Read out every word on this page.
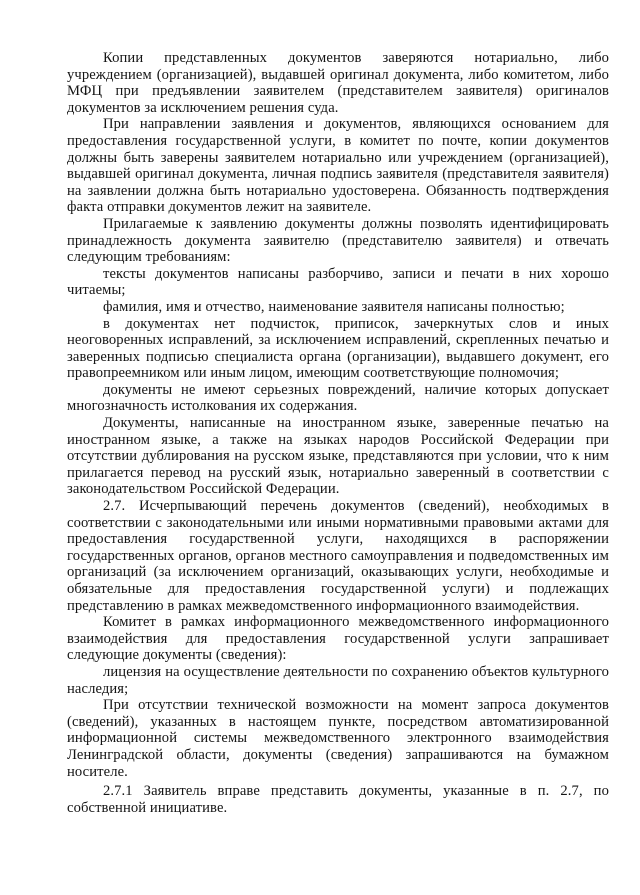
Копии представленных документов заверяются нотариально, либо учреждением (организацией), выдавшей оригинал документа, либо комитетом, либо МФЦ при предъявлении заявителем (представителем заявителя) оригиналов документов за исключением решения суда.

При направлении заявления и документов, являющихся основанием для предоставления государственной услуги, в комитет по почте, копии документов должны быть заверены заявителем нотариально или учреждением (организацией), выдавшей оригинал документа, личная подпись заявителя (представителя заявителя) на заявлении должна быть нотариально удостоверена. Обязанность подтверждения факта отправки документов лежит на заявителе.

Прилагаемые к заявлению документы должны позволять идентифицировать принадлежность документа заявителю (представителю заявителя) и отвечать следующим требованиям:

тексты документов написаны разборчиво, записи и печати в них хорошо читаемы;

фамилия, имя и отчество, наименование заявителя написаны полностью;

в документах нет подчисток, приписок, зачеркнутых слов и иных неоговоренных исправлений, за исключением исправлений, скрепленных печатью и заверенных подписью специалиста органа (организации), выдавшего документ, его правопреемником или иным лицом, имеющим соответствующие полномочия;

документы не имеют серьезных повреждений, наличие которых допускает многозначность истолкования их содержания.

Документы, написанные на иностранном языке, заверенные печатью на иностранном языке, а также на языках народов Российской Федерации при отсутствии дублирования на русском языке, представляются при условии, что к ним прилагается перевод на русский язык, нотариально заверенный в соответствии с законодательством Российской Федерации.

2.7. Исчерпывающий перечень документов (сведений), необходимых в соответствии с законодательными или иными нормативными правовыми актами для предоставления государственной услуги, находящихся в распоряжении государственных органов, органов местного самоуправления и подведомственных им организаций (за исключением организаций, оказывающих услуги, необходимые и обязательные для предоставления государственной услуги) и подлежащих представлению в рамках межведомственного информационного взаимодействия.

Комитет в рамках информационного межведомственного информационного взаимодействия для предоставления государственной услуги запрашивает следующие документы (сведения):

лицензия на осуществление деятельности по сохранению объектов культурного наследия;

При отсутствии технической возможности на момент запроса документов (сведений), указанных в настоящем пункте, посредством автоматизированной информационной системы межведомственного электронного взаимодействия Ленинградской области, документы (сведения) запрашиваются на бумажном носителе.

2.7.1 Заявитель вправе представить документы, указанные в п. 2.7, по собственной инициативе.
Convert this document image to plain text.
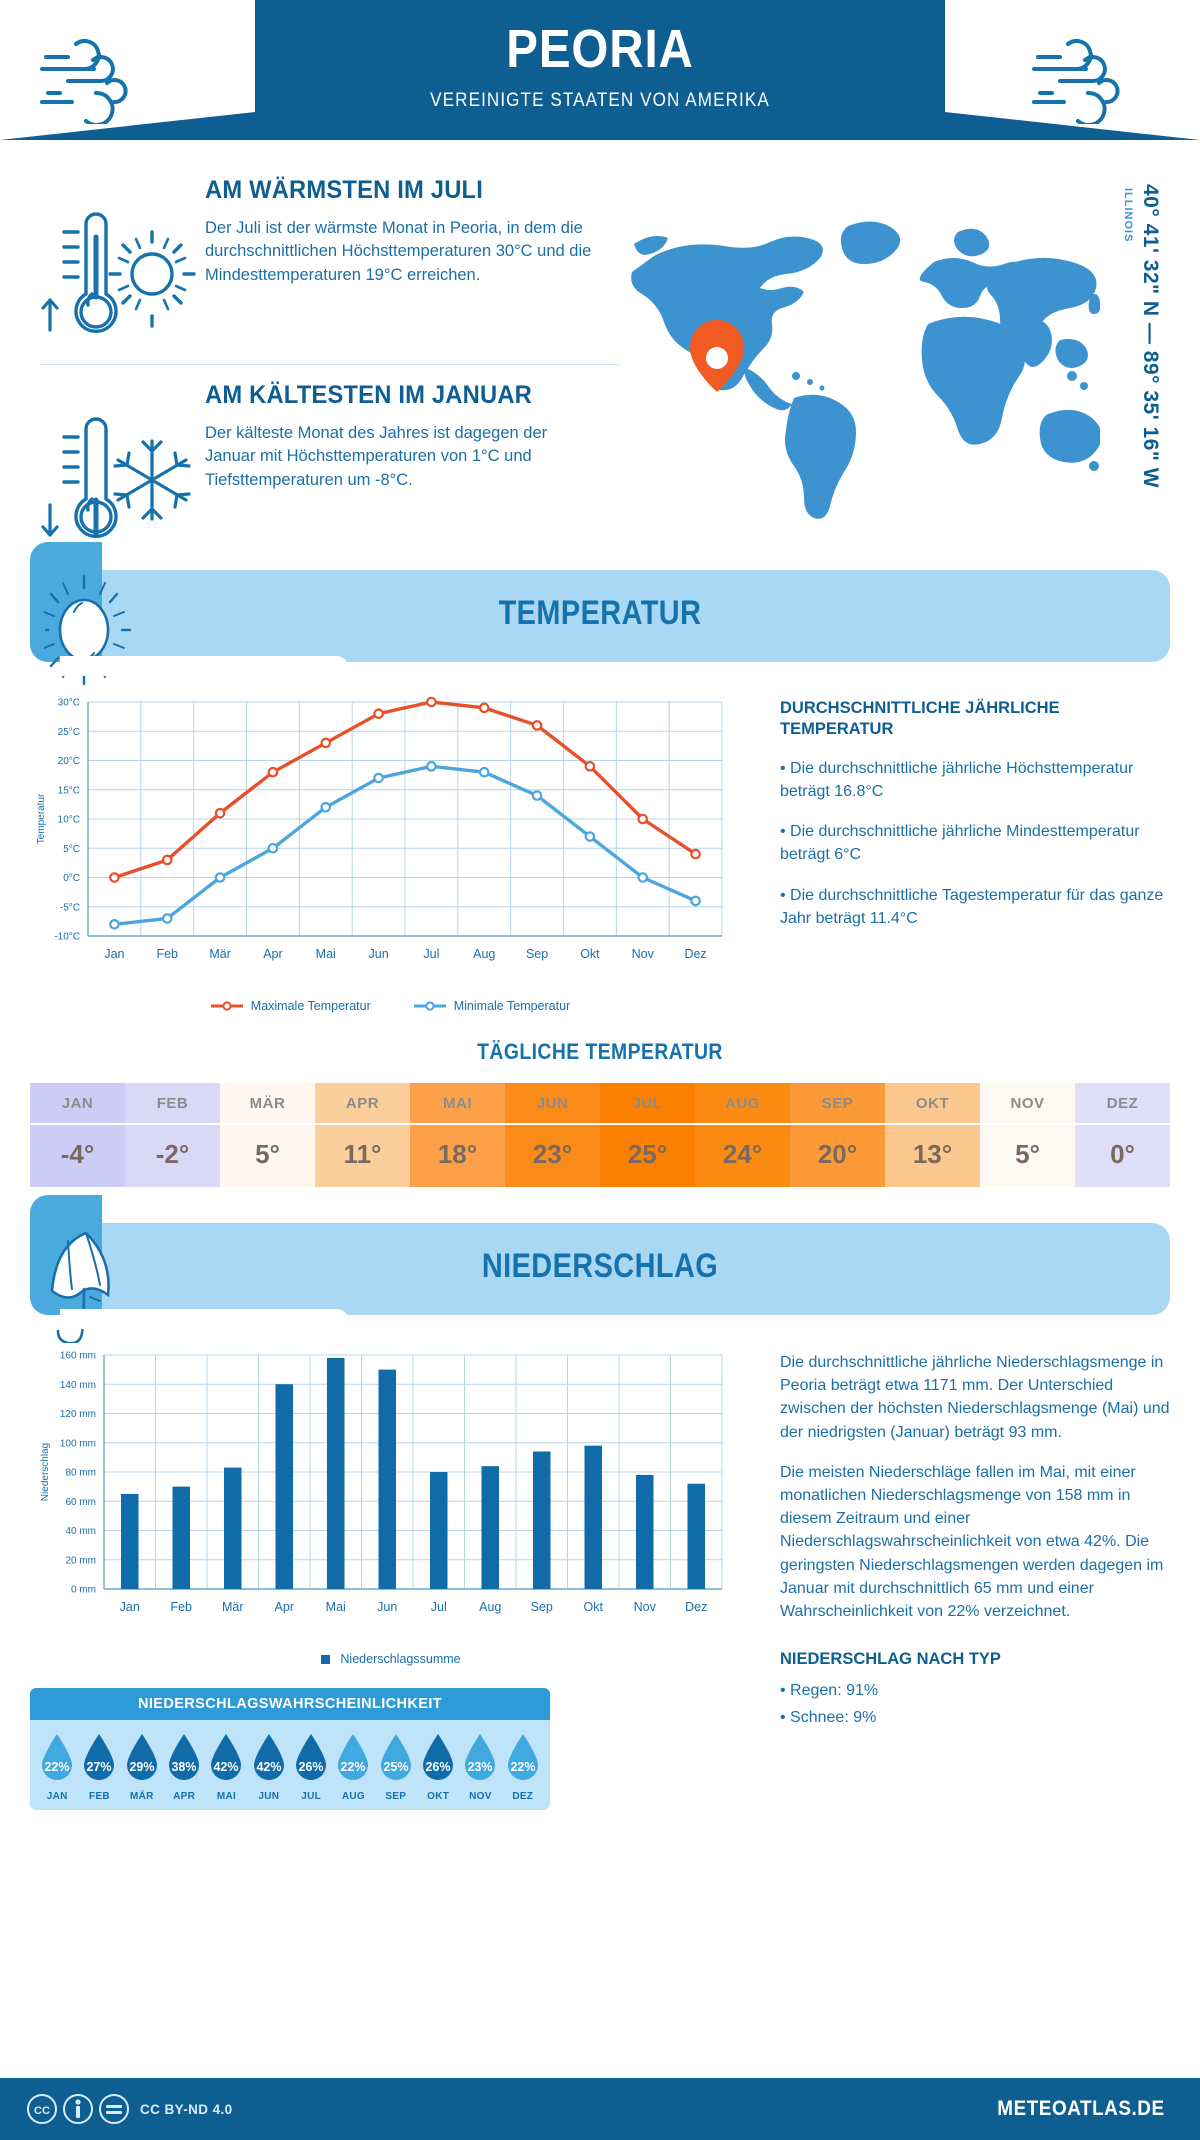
PEORIA
VEREINIGTE STAATEN VON AMERIKA
AM WÄRMSTEN IM JULI
Der Juli ist der wärmste Monat in Peoria, in dem die durchschnittlichen Höchsttemperaturen 30°C und die Mindesttemperaturen 19°C erreichen.
AM KÄLTESTEN IM JANUAR
Der kälteste Monat des Jahres ist dagegen der Januar mit Höchsttemperaturen von 1°C und Tiefsttemperaturen um -8°C.
ILLINOIS 40° 41' 32" N — 89° 35' 16" W
TEMPERATUR
Temperatur
-10°C
-5°C
0°C
5°C
10°C
15°C
20°C
25°C
30°C
Jan	Feb	Mär	Apr	Mai	Jun	Jul	Aug Sep	Okt	Nov Dez
Maximale Temperatur	Minimale Temperatur
DURCHSCHNITTLICHE JÄHRLICHE TEMPERATUR
• Die durchschnittliche jährliche Höchsttemperatur beträgt 16.8°C
• Die durchschnittliche jährliche Mindesttemperatur beträgt 6°C
• Die durchschnittliche Tagestemperatur für das ganze Jahr beträgt 11.4°C
TÄGLICHE TEMPERATUR
JAN
-4°
FEB
-2°
MÄR
5°
APR
11°
MAI
18°
JUN
23°
JUL
25°
AUG
24°
SEP
20°
OKT
13°
NOV
5°
DEZ
0°
NIEDERSCHLAG
Niederschlag
0 mm
20 mm
40 mm
60 mm
80 mm
100 mm
120 mm
140 mm
160 mm
Jan Feb Mär Apr	Mai	Jun	Jul	Aug Sep Okt Nov Dez
Niederschlagssumme
NIEDERSCHLAGSWAHRSCHEINLICHKEIT
22%
JAN
27%
FEB
29%
MÄR
38%
APR
42%
MAI
42%
JUN
26%
JUL
22%
AUG
25%
SEP
26%
OKT
23%
NOV
22%
DEZ
Die durchschnittliche jährliche Niederschlagsmenge in Peoria beträgt etwa 1171 mm. Der Unterschied zwischen der höchsten Niederschlagsmenge (Mai) und der niedrigsten (Januar) beträgt 93 mm.
Die meisten Niederschläge fallen im Mai, mit einer monatlichen Niederschlagsmenge von 158 mm in diesem Zeitraum und einer Niederschlagswahrscheinlichkeit von etwa 42%. Die geringsten Niederschlagsmengen werden dagegen im Januar mit durchschnittlich 65 mm und einer Wahrscheinlichkeit von 22% verzeichnet.
NIEDERSCHLAG NACH TYP
• Regen: 91%
• Schnee: 9%
CC	CC BY-ND 4.0	METEOATLAS.DE
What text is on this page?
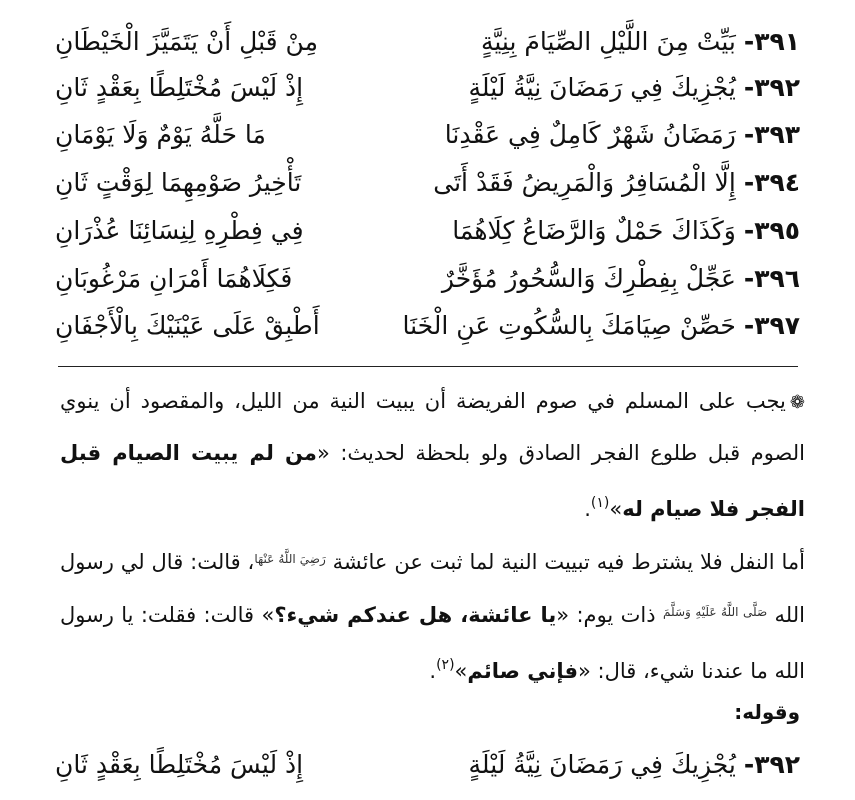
٣٩١- بَيِّتْ مِنَ اللَّيْلِ الصِّيَامَ بِنِيَّةٍ
مِنْ قَبْلِ أَنْ يَتَمَيَّزَ الْخَيْطَانِ
٣٩٢- يُجْزِيكَ فِي رَمَضَانَ نِيَّةُ لَيْلَةٍ
إِذْ لَيْسَ مُخْتَلِطًا بِعَقْدٍ ثَانِ
٣٩٣- رَمَضَانُ شَهْرٌ كَامِلٌ فِي عَقْدِنَا
مَا حَلَّهُ يَوْمٌ وَلَا يَوْمَانِ
٣٩٤- إِلَّا الْمُسَافِرُ وَالْمَرِيضُ فَقَدْ أَتَى
تَأْخِيرُ صَوْمِهِمَا لِوَقْتٍ ثَانِ
٣٩٥- وَكَذَاكَ حَمْلٌ وَالرَّضَاعُ كِلَاهُمَا
فِي فِطْرِهِ لِنِسَائِنَا عُذْرَانِ
٣٩٦- عَجِّلْ بِفِطْرِكَ وَالسُّحُورُ مُؤَخَّرٌ
فَكِلَاهُمَا أَمْرَانِ مَرْغُوبَانِ
٣٩٧- حَصِّنْ صِيَامَكَ بِالسُّكُوتِ عَنِ الْخَنَا
أَطْبِقْ عَلَى عَيْنَيْكَ بِالْأَجْفَانِ
❁يجب على المسلم في صوم الفريضة أن يبيت النية من الليل، والمقصود أن ينوي الصوم قبل طلوع الفجر الصادق ولو بلحظة لحديث: «من لم يبيت الصيام قبل الفجر فلا صيام له»$^{(١)}$.
أما النفل فلا يشترط فيه تبييت النية لما ثبت عن عائشة $^{رَضِيَ اللَّهُ عَنْهَا}$، قالت: قال لي رسول الله $^{صَلَّى اللَّهُ عَلَيْهِ وَسَلَّمَ}$ ذات يوم: «يا عائشة، هل عندكم شيء؟» قالت: فقلت: يا رسول الله ما عندنا شيء، قال: «فإني صائم»$^{(٢)}$.
وقوله:
٣٩٢- يُجْزِيكَ فِي رَمَضَانَ نِيَّةُ لَيْلَةٍ
إِذْ لَيْسَ مُخْتَلِطًا بِعَقْدٍ ثَانِ
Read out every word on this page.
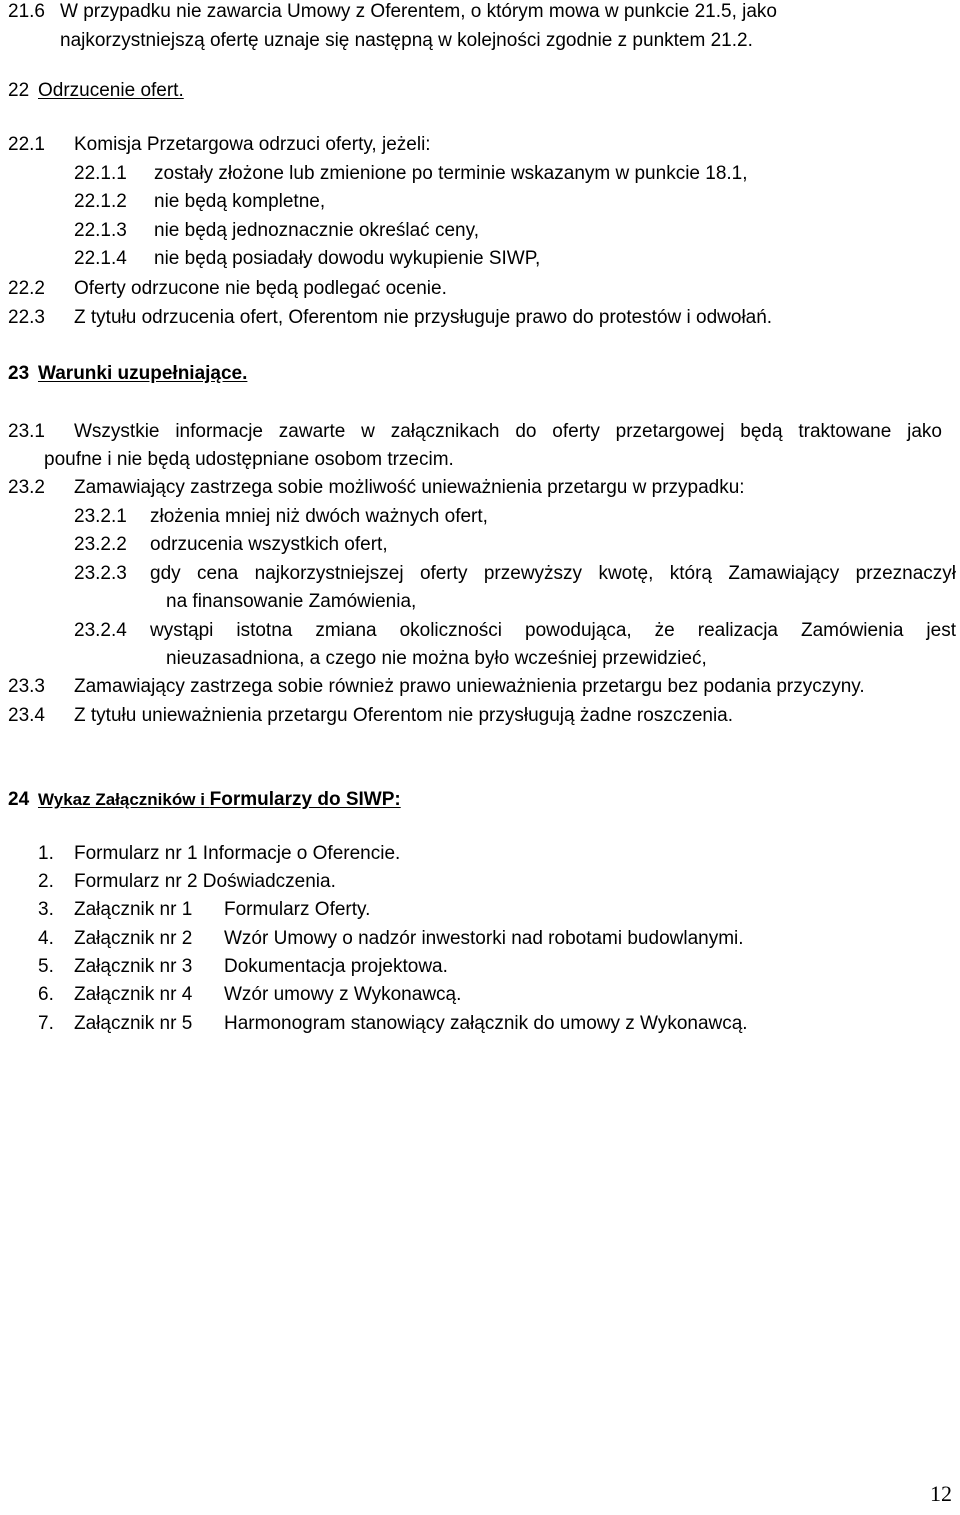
21.6 W przypadku nie zawarcia Umowy z Oferentem, o którym mowa w punkcie 21.5, jako
najkorzystniejszą ofertę uznaje się następną w kolejności zgodnie z punktem 21.2.
22 Odrzucenie ofert.
22.1 Komisja Przetargowa odrzuci oferty, jeżeli:
22.1.1 zostały złożone lub zmienione po terminie wskazanym w punkcie 18.1,
22.1.2 nie będą kompletne,
22.1.3 nie będą jednoznacznie określać ceny,
22.1.4 nie będą posiadały dowodu wykupienie SIWP,
22.2 Oferty odrzucone nie będą podlegać ocenie.
22.3 Z tytułu odrzucenia ofert, Oferentom nie przysługuje prawo do protestów i odwołań.
23 Warunki uzupełniające.
23.1 Wszystkie informacje zawarte w załącznikach do oferty przetargowej będą traktowane jako
poufne i nie będą udostępniane osobom trzecim.
23.2 Zamawiający zastrzega sobie możliwość unieważnienia przetargu w przypadku:
23.2.1 złożenia mniej niż dwóch ważnych ofert,
23.2.2 odrzucenia wszystkich ofert,
23.2.3 gdy cena najkorzystniejszej oferty przewyższy kwotę, którą Zamawiający przeznaczył
na finansowanie Zamówienia,
23.2.4 wystąpi istotna zmiana okoliczności powodująca, że realizacja Zamówienia jest
nieuzasadniona, a czego nie można było wcześniej przewidzieć,
23.3 Zamawiający zastrzega sobie również prawo unieważnienia przetargu bez podania przyczyny.
23.4 Z tytułu unieważnienia przetargu Oferentom nie przysługują żadne roszczenia.
24 Wykaz Załączników i Formularzy do SIWP:
1. Formularz nr 1 Informacje o Oferencie.
2. Formularz nr 2 Doświadczenia.
3. Załącznik nr 1 Formularz Oferty.
4. Załącznik nr 2 Wzór Umowy o nadzór inwestorki nad robotami budowlanymi.
5. Załącznik nr 3 Dokumentacja projektowa.
6. Załącznik nr 4 Wzór umowy z Wykonawcą.
7. Załącznik nr 5 Harmonogram stanowiący załącznik do umowy z Wykonawcą.
12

Written task: Copy all lines from the data that hold the word "рамках".

Answer to this task:
2.7. Исчерпывающий перечень документов (сведений), необходимых в соответствии с законодательными или иными нормативными правовыми актами для предоставления государственной услуги, находящихся в распоряжении государственных органов, органов местного самоуправления и подведомственных им организаций (за исключением организаций, оказывающих услуги, необходимые и обязательные для предоставления государственной услуги) и подлежащих представлению в рамках межведомственного информационного взаимодействия.
Комитет в рамках информационного межведомственного информационного взаимодействия для предоставления государственной услуги запрашивает следующие документы (сведения):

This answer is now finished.